-- What needs to be done --
Take every line that has the string "upload" and copy it out.

-- Data to use --

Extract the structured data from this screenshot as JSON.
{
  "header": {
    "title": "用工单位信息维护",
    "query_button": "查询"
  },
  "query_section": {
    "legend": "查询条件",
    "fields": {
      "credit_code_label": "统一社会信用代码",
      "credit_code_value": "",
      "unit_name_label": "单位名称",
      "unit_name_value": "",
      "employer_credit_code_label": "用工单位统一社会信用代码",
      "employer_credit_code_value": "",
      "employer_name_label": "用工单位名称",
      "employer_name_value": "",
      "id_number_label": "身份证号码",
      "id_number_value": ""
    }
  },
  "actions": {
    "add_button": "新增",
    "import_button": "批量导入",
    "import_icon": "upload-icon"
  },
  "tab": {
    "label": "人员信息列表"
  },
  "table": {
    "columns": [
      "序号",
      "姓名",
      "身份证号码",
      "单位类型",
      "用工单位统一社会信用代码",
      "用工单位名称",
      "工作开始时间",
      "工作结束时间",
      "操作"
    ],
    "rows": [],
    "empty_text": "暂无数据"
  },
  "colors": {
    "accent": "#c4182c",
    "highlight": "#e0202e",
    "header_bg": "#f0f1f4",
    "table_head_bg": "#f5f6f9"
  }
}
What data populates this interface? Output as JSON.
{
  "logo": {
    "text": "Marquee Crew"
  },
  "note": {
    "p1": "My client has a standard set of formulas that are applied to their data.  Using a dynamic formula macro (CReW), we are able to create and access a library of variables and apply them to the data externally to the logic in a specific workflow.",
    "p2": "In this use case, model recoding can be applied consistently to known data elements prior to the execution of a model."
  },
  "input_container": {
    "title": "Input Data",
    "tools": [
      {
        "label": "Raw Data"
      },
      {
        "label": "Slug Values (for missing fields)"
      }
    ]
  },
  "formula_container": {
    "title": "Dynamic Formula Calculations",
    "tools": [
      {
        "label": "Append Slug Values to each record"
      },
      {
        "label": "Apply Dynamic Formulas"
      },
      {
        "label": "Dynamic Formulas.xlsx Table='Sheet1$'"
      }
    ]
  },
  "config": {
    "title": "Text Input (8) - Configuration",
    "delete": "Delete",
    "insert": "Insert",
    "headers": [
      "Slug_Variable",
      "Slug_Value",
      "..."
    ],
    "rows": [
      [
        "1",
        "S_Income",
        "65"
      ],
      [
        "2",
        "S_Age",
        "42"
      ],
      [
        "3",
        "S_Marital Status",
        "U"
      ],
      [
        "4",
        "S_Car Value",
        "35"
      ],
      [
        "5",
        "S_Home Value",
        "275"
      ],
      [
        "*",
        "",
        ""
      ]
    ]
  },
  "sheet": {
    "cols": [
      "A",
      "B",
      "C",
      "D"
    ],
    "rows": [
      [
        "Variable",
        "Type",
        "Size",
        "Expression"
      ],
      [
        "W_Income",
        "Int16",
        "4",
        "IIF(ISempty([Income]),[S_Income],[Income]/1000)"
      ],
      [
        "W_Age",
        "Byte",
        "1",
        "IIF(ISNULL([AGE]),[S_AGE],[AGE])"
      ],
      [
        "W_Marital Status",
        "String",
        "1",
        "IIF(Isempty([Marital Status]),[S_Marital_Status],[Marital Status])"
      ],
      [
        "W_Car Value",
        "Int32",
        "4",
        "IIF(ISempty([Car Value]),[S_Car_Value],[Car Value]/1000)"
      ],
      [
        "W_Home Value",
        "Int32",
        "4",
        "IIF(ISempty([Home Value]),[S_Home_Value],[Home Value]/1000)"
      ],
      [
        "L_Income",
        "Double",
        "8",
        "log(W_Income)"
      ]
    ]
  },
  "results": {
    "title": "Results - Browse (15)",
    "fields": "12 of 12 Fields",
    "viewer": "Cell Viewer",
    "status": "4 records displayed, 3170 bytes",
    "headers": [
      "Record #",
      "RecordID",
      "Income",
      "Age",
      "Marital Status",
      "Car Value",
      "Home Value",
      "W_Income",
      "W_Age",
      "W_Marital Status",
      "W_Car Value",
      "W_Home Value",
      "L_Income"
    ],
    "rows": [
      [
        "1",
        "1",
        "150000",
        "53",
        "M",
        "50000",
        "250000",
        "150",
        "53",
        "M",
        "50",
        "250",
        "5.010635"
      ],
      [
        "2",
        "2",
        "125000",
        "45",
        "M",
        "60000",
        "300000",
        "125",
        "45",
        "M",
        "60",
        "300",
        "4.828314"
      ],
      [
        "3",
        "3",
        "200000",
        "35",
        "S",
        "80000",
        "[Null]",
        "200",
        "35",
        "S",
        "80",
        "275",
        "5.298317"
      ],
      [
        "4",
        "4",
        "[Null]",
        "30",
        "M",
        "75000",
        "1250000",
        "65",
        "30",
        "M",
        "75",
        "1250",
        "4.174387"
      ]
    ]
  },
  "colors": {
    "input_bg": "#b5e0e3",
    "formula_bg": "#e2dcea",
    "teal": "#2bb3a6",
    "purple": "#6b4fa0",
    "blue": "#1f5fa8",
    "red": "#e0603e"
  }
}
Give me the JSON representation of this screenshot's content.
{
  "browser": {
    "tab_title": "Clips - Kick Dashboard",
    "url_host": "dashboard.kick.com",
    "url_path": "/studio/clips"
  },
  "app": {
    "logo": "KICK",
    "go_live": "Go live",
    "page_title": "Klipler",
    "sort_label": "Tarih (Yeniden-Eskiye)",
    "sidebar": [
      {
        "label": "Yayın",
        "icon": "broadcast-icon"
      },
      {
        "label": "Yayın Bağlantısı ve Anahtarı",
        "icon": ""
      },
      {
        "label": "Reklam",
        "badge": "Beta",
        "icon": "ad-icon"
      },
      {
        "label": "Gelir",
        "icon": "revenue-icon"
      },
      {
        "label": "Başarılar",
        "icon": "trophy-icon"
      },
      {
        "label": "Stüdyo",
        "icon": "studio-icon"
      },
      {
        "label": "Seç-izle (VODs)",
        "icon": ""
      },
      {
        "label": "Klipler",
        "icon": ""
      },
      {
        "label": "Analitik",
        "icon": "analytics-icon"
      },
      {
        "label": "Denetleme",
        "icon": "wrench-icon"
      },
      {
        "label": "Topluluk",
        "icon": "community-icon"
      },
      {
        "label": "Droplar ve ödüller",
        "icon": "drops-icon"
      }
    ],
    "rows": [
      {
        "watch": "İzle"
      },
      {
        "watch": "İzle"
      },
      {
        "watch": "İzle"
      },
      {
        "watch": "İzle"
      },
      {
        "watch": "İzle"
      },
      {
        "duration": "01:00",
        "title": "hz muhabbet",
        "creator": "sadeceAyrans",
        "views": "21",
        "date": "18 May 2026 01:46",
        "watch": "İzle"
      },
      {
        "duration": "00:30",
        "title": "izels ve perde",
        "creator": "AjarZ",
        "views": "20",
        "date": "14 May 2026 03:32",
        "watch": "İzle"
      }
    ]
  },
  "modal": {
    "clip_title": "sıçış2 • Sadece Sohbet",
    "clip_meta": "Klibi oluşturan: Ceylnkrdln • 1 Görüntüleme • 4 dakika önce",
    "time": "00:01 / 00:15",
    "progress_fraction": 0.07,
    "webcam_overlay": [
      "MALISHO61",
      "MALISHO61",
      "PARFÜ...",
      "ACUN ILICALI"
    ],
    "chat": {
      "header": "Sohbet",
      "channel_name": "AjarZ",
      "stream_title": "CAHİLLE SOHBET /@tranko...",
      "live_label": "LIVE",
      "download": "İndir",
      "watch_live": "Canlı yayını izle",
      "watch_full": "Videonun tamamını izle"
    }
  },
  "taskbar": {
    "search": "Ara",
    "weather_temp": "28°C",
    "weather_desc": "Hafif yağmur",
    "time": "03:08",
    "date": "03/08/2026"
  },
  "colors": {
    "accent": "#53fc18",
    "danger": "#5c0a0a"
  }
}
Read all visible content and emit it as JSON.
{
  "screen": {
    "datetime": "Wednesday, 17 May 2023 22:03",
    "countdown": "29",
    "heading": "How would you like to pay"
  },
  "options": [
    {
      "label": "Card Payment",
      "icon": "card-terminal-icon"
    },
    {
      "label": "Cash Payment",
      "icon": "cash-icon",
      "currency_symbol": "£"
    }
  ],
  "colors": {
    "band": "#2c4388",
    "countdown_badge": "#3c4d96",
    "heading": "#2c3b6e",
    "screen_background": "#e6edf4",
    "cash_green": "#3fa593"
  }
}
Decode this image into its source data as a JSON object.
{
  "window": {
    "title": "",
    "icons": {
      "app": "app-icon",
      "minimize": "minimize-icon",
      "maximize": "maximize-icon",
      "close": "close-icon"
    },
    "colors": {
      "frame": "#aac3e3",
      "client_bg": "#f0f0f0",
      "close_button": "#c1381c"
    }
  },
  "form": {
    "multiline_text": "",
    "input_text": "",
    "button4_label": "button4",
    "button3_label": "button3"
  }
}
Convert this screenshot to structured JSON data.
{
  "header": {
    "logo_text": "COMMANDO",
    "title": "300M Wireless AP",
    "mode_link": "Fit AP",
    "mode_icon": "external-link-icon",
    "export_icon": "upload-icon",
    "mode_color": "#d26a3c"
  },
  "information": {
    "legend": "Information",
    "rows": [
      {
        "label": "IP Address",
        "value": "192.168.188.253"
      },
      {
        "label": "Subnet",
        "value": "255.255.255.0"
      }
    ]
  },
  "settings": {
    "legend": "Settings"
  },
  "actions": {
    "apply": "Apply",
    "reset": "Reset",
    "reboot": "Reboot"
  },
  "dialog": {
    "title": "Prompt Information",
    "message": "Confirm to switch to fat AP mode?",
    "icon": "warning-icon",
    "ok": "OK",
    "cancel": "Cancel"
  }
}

-- Output below --
    "import_icon": "upload-icon"
    "export_icon": "upload-icon",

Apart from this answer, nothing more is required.